__WRITTEN REQUEST__: All the entries need to be quoted exactly, apart from the pictures, which you should drop.

__________

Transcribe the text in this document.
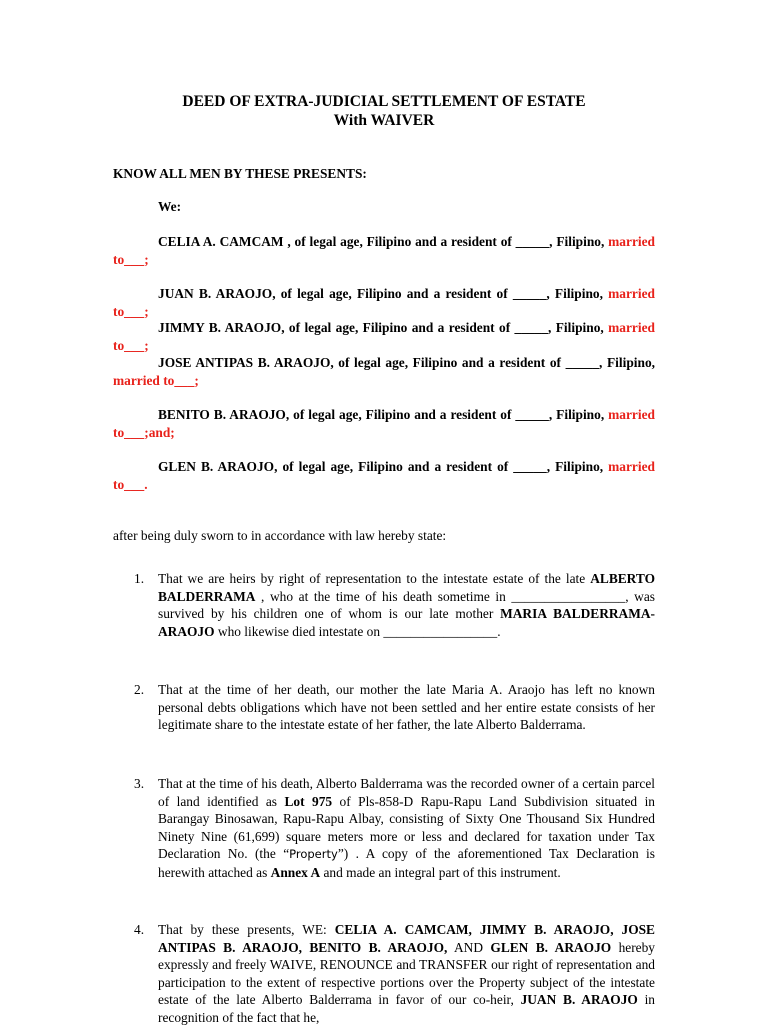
DEED OF EXTRA-JUDICIAL SETTLEMENT OF ESTATE
With WAIVER
KNOW ALL MEN BY THESE PRESENTS:
We:
CELIA A. CAMCAM , of legal age, Filipino and a resident of _____, Filipino, married to___;
JUAN B. ARAOJO, of legal age, Filipino and a resident of _____, Filipino, married to___;
JIMMY B. ARAOJO, of legal age, Filipino and a resident of _____, Filipino, married to___;
JOSE ANTIPAS B. ARAOJO, of legal age, Filipino and a resident of _____, Filipino, married to___;
BENITO B. ARAOJO, of legal age, Filipino and a resident of _____, Filipino, married to___;and;
GLEN B. ARAOJO, of legal age, Filipino and a resident of _____, Filipino, married to___.
after being duly sworn to in accordance with law hereby state:
1.	That we are heirs by right of representation to the intestate estate of the late ALBERTO BALDERRAMA , who at the time of his death sometime in _________________, was survived by his children one of whom is our late mother MARIA BALDERRAMA-ARAOJO who likewise died intestate on _________________.
2.	That at the time of her death, our mother the late Maria A. Araojo has left no known personal debts obligations which have not been settled and her entire estate consists of her legitimate share to the intestate estate of her father, the late Alberto Balderrama.
3.	That at the time of his death, Alberto Balderrama was the recorded owner of a certain parcel of land identified as Lot 975 of Pls-858-D Rapu-Rapu Land Subdivision situated in Barangay Binosawan, Rapu-Rapu Albay, consisting of Sixty One Thousand Six Hundred Ninety Nine (61,699) square meters more or less and declared for taxation under Tax Declaration No. (the “Property”) . A copy of the aforementioned Tax Declaration is herewith attached as Annex A and made an integral part of this instrument.
4.	That by these presents, WE: CELIA A. CAMCAM, JIMMY B. ARAOJO, JOSE ANTIPAS B. ARAOJO, BENITO B. ARAOJO, AND GLEN B. ARAOJO hereby expressly and freely WAIVE, RENOUNCE and TRANSFER our right of representation and participation to the extent of respective portions over the Property subject of the intestate estate of the late Alberto Balderrama in favor of our co-heir, JUAN B. ARAOJO in recognition of the fact that he,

__________

__OUTPUT__:
Transcribe the text in this document.
DEED OF EXTRA-JUDICIAL SETTLEMENT OF ESTATE
With WAIVER
KNOW ALL MEN BY THESE PRESENTS:
We:
CELIA A. CAMCAM , of legal age, Filipino and a resident of _____, Filipino, married to___;
JUAN B. ARAOJO, of legal age, Filipino and a resident of _____, Filipino, married to___;
JIMMY B. ARAOJO, of legal age, Filipino and a resident of _____, Filipino, married to___;
JOSE ANTIPAS B. ARAOJO, of legal age, Filipino and a resident of _____, Filipino, married to___;
BENITO B. ARAOJO, of legal age, Filipino and a resident of _____, Filipino, married to___;and;
GLEN B. ARAOJO, of legal age, Filipino and a resident of _____, Filipino, married to___.
after being duly sworn to in accordance with law hereby state:
1.	That we are heirs by right of representation to the intestate estate of the late ALBERTO BALDERRAMA , who at the time of his death sometime in _________________, was survived by his children one of whom is our late mother MARIA BALDERRAMA-ARAOJO who likewise died intestate on _________________.
2.	That at the time of her death, our mother the late Maria A. Araojo has left no known personal debts obligations which have not been settled and her entire estate consists of her legitimate share to the intestate estate of her father, the late Alberto Balderrama.
3.	That at the time of his death, Alberto Balderrama was the recorded owner of a certain parcel of land identified as Lot 975 of Pls-858-D Rapu-Rapu Land Subdivision situated in Barangay Binosawan, Rapu-Rapu Albay, consisting of Sixty One Thousand Six Hundred Ninety Nine (61,699) square meters more or less and declared for taxation under Tax Declaration No. (the “Property”) . A copy of the aforementioned Tax Declaration is herewith attached as Annex A and made an integral part of this instrument.
4.	That by these presents, WE: CELIA A. CAMCAM, JIMMY B. ARAOJO, JOSE ANTIPAS B. ARAOJO, BENITO B. ARAOJO, AND GLEN B. ARAOJO hereby expressly and freely WAIVE, RENOUNCE and TRANSFER our right of representation and participation to the extent of respective portions over the Property subject of the intestate estate of the late Alberto Balderrama in favor of our co-heir, JUAN B. ARAOJO in recognition of the fact that he,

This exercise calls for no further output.